■ Stated exercise: How many of the lines below contain "JSON"? Answer with that number alone.

= = = = = = =

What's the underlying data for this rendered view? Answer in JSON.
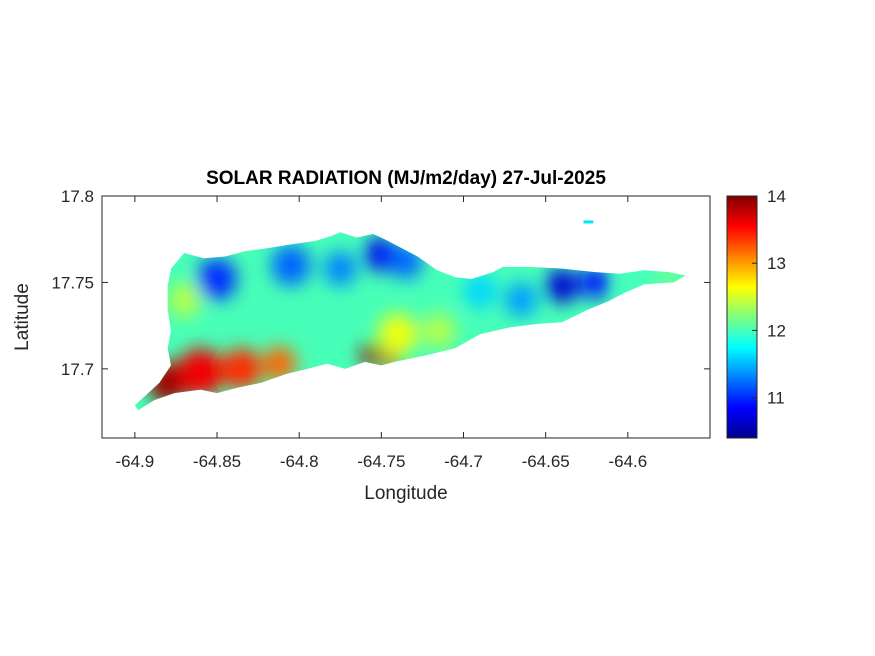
{
  "chart_data": {
    "type": "heatmap",
    "title": "SOLAR RADIATION (MJ/m2/day) 27-Jul-2025",
    "xlabel": "Longitude",
    "ylabel": "Latitude",
    "xlim": [
      -64.92,
      -64.55
    ],
    "ylim": [
      17.66,
      17.8
    ],
    "xticks": [
      -64.9,
      -64.85,
      -64.8,
      -64.75,
      -64.7,
      -64.65,
      -64.6
    ],
    "xtick_labels": [
      "-64.9",
      "-64.85",
      "-64.8",
      "-64.75",
      "-64.7",
      "-64.65",
      "-64.6"
    ],
    "yticks": [
      17.7,
      17.75,
      17.8
    ],
    "ytick_labels": [
      "17.7",
      "17.75",
      "17.8"
    ],
    "colormap": "jet",
    "clim": [
      10.4,
      14.0
    ],
    "colorbar_ticks": [
      11,
      12,
      13,
      14
    ],
    "colorbar_tick_labels": [
      "11",
      "12",
      "13",
      "14"
    ],
    "grid": false,
    "island_outline": [
      [
        -64.9,
        17.679
      ],
      [
        -64.885,
        17.692
      ],
      [
        -64.878,
        17.702
      ],
      [
        -64.88,
        17.712
      ],
      [
        -64.878,
        17.722
      ],
      [
        -64.88,
        17.734
      ],
      [
        -64.88,
        17.748
      ],
      [
        -64.878,
        17.758
      ],
      [
        -64.87,
        17.767
      ],
      [
        -64.858,
        17.764
      ],
      [
        -64.845,
        17.765
      ],
      [
        -64.833,
        17.768
      ],
      [
        -64.818,
        17.77
      ],
      [
        -64.805,
        17.772
      ],
      [
        -64.79,
        17.774
      ],
      [
        -64.78,
        17.777
      ],
      [
        -64.775,
        17.779
      ],
      [
        -64.765,
        17.776
      ],
      [
        -64.755,
        17.778
      ],
      [
        -64.748,
        17.775
      ],
      [
        -64.74,
        17.771
      ],
      [
        -64.728,
        17.765
      ],
      [
        -64.716,
        17.757
      ],
      [
        -64.705,
        17.753
      ],
      [
        -64.695,
        17.752
      ],
      [
        -64.682,
        17.756
      ],
      [
        -64.676,
        17.759
      ],
      [
        -64.66,
        17.759
      ],
      [
        -64.64,
        17.758
      ],
      [
        -64.62,
        17.756
      ],
      [
        -64.605,
        17.755
      ],
      [
        -64.59,
        17.757
      ],
      [
        -64.575,
        17.756
      ],
      [
        -64.565,
        17.754
      ],
      [
        -64.572,
        17.75
      ],
      [
        -64.59,
        17.749
      ],
      [
        -64.602,
        17.744
      ],
      [
        -64.612,
        17.739
      ],
      [
        -64.625,
        17.734
      ],
      [
        -64.64,
        17.727
      ],
      [
        -64.655,
        17.726
      ],
      [
        -64.672,
        17.724
      ],
      [
        -64.69,
        17.72
      ],
      [
        -64.705,
        17.712
      ],
      [
        -64.722,
        17.708
      ],
      [
        -64.742,
        17.704
      ],
      [
        -64.75,
        17.702
      ],
      [
        -64.76,
        17.704
      ],
      [
        -64.772,
        17.7
      ],
      [
        -64.783,
        17.703
      ],
      [
        -64.795,
        17.7
      ],
      [
        -64.808,
        17.697
      ],
      [
        -64.823,
        17.692
      ],
      [
        -64.838,
        17.689
      ],
      [
        -64.85,
        17.686
      ],
      [
        -64.86,
        17.688
      ],
      [
        -64.876,
        17.686
      ],
      [
        -64.888,
        17.682
      ],
      [
        -64.898,
        17.676
      ]
    ],
    "islet": [
      [
        -64.627,
        17.785
      ],
      [
        -64.621,
        17.785
      ]
    ],
    "value_regions": [
      {
        "lon": -64.88,
        "lat": 17.692,
        "value": 13.9,
        "radius_deg": 0.012
      },
      {
        "lon": -64.86,
        "lat": 17.698,
        "value": 13.6,
        "radius_deg": 0.014
      },
      {
        "lon": -64.835,
        "lat": 17.7,
        "value": 13.4,
        "radius_deg": 0.012
      },
      {
        "lon": -64.812,
        "lat": 17.703,
        "value": 13.2,
        "radius_deg": 0.01
      },
      {
        "lon": -64.757,
        "lat": 17.708,
        "value": 13.9,
        "radius_deg": 0.006
      },
      {
        "lon": -64.745,
        "lat": 17.705,
        "value": 13.6,
        "radius_deg": 0.005
      },
      {
        "lon": -64.87,
        "lat": 17.74,
        "value": 12.4,
        "radius_deg": 0.01
      },
      {
        "lon": -64.74,
        "lat": 17.72,
        "value": 12.6,
        "radius_deg": 0.012
      },
      {
        "lon": -64.715,
        "lat": 17.722,
        "value": 12.4,
        "radius_deg": 0.01
      },
      {
        "lon": -64.85,
        "lat": 17.752,
        "value": 11.0,
        "radius_deg": 0.012
      },
      {
        "lon": -64.805,
        "lat": 17.76,
        "value": 11.2,
        "radius_deg": 0.012
      },
      {
        "lon": -64.775,
        "lat": 17.758,
        "value": 11.3,
        "radius_deg": 0.01
      },
      {
        "lon": -64.75,
        "lat": 17.766,
        "value": 10.8,
        "radius_deg": 0.01
      },
      {
        "lon": -64.735,
        "lat": 17.762,
        "value": 11.2,
        "radius_deg": 0.01
      },
      {
        "lon": -64.69,
        "lat": 17.745,
        "value": 11.6,
        "radius_deg": 0.01
      },
      {
        "lon": -64.665,
        "lat": 17.74,
        "value": 11.4,
        "radius_deg": 0.01
      },
      {
        "lon": -64.64,
        "lat": 17.748,
        "value": 10.7,
        "radius_deg": 0.01
      },
      {
        "lon": -64.62,
        "lat": 17.75,
        "value": 10.9,
        "radius_deg": 0.009
      },
      {
        "lon": -64.595,
        "lat": 17.75,
        "value": 12.0,
        "radius_deg": 0.008
      },
      {
        "lon": -64.575,
        "lat": 17.754,
        "value": 12.2,
        "radius_deg": 0.006
      }
    ]
  }
}
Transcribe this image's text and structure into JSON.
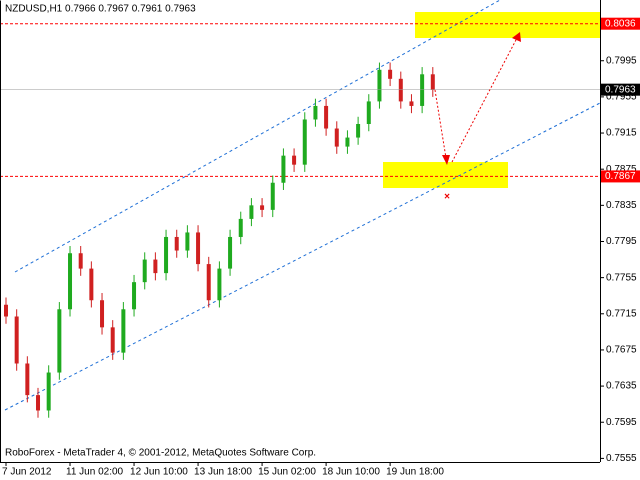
{
  "chart_data": {
    "type": "candlestick",
    "title": "NZDUSD,H1  0.7966 0.7967 0.7961 0.7963",
    "footer": "RoboForex - MetaTrader 4, © 2001-2012, MetaQuotes Software Corp.",
    "categories": [
      "7 Jun 2012",
      null,
      null,
      null,
      null,
      null,
      "11 Jun 02:00",
      null,
      null,
      null,
      null,
      null,
      "12 Jun 10:00",
      null,
      null,
      null,
      null,
      null,
      "13 Jun 18:00",
      null,
      null,
      null,
      null,
      null,
      "15 Jun 02:00",
      null,
      null,
      null,
      null,
      null,
      "18 Jun 10:00",
      null,
      null,
      null,
      null,
      null,
      "19 Jun 18:00",
      null,
      null,
      null,
      null
    ],
    "open": [
      0.7725,
      0.7712,
      0.766,
      0.7625,
      0.7608,
      0.765,
      0.772,
      0.7782,
      0.7765,
      0.773,
      0.77,
      0.7672,
      0.772,
      0.775,
      0.7775,
      0.776,
      0.78,
      0.7785,
      0.7805,
      0.777,
      0.773,
      0.7765,
      0.78,
      0.782,
      0.7835,
      0.783,
      0.786,
      0.789,
      0.788,
      0.793,
      0.7945,
      0.792,
      0.79,
      0.791,
      0.7925,
      0.795,
      0.7985,
      0.7975,
      0.795,
      0.7945,
      0.798
    ],
    "high": [
      0.7733,
      0.772,
      0.7668,
      0.7633,
      0.7658,
      0.7728,
      0.779,
      0.779,
      0.7773,
      0.7738,
      0.7708,
      0.7728,
      0.7758,
      0.7783,
      0.7783,
      0.7808,
      0.7808,
      0.7813,
      0.7813,
      0.7778,
      0.7773,
      0.7808,
      0.7828,
      0.7843,
      0.7843,
      0.7868,
      0.7898,
      0.7898,
      0.7938,
      0.7953,
      0.7953,
      0.7928,
      0.7918,
      0.7933,
      0.7958,
      0.7993,
      0.7993,
      0.7983,
      0.7958,
      0.7988,
      0.7988
    ],
    "low": [
      0.7704,
      0.7652,
      0.7617,
      0.76,
      0.76,
      0.7642,
      0.7712,
      0.7757,
      0.7722,
      0.7692,
      0.7664,
      0.7664,
      0.7712,
      0.7742,
      0.7752,
      0.7752,
      0.7777,
      0.7777,
      0.7762,
      0.7722,
      0.7722,
      0.7757,
      0.7792,
      0.7812,
      0.7822,
      0.7822,
      0.7852,
      0.7872,
      0.7872,
      0.7922,
      0.7912,
      0.7892,
      0.7892,
      0.7902,
      0.7917,
      0.7942,
      0.7967,
      0.7942,
      0.7937,
      0.7937,
      0.7955
    ],
    "close": [
      0.7712,
      0.766,
      0.7625,
      0.7608,
      0.765,
      0.772,
      0.7782,
      0.7765,
      0.773,
      0.77,
      0.7672,
      0.772,
      0.775,
      0.7775,
      0.776,
      0.78,
      0.7785,
      0.7805,
      0.777,
      0.773,
      0.7765,
      0.78,
      0.782,
      0.7835,
      0.783,
      0.786,
      0.789,
      0.788,
      0.793,
      0.7945,
      0.792,
      0.79,
      0.791,
      0.7925,
      0.795,
      0.7985,
      0.7975,
      0.795,
      0.7945,
      0.798,
      0.7963
    ],
    "up_color": "#1faa1f",
    "down_color": "#d02020",
    "ylim": [
      0.7551,
      0.806
    ],
    "yticks": [
      0.7555,
      0.7595,
      0.7635,
      0.7675,
      0.7715,
      0.7755,
      0.7795,
      0.7835,
      0.7875,
      0.7915,
      0.7955,
      0.7995
    ],
    "levels": [
      0.8036,
      0.7867
    ],
    "level_color": "#ff0000",
    "last_price": 0.7963
  }
}
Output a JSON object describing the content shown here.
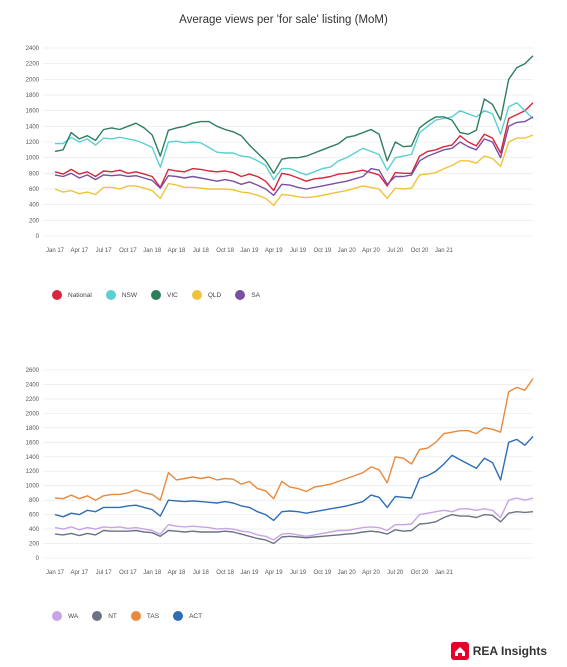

= = = = = = =

■ Response below: 3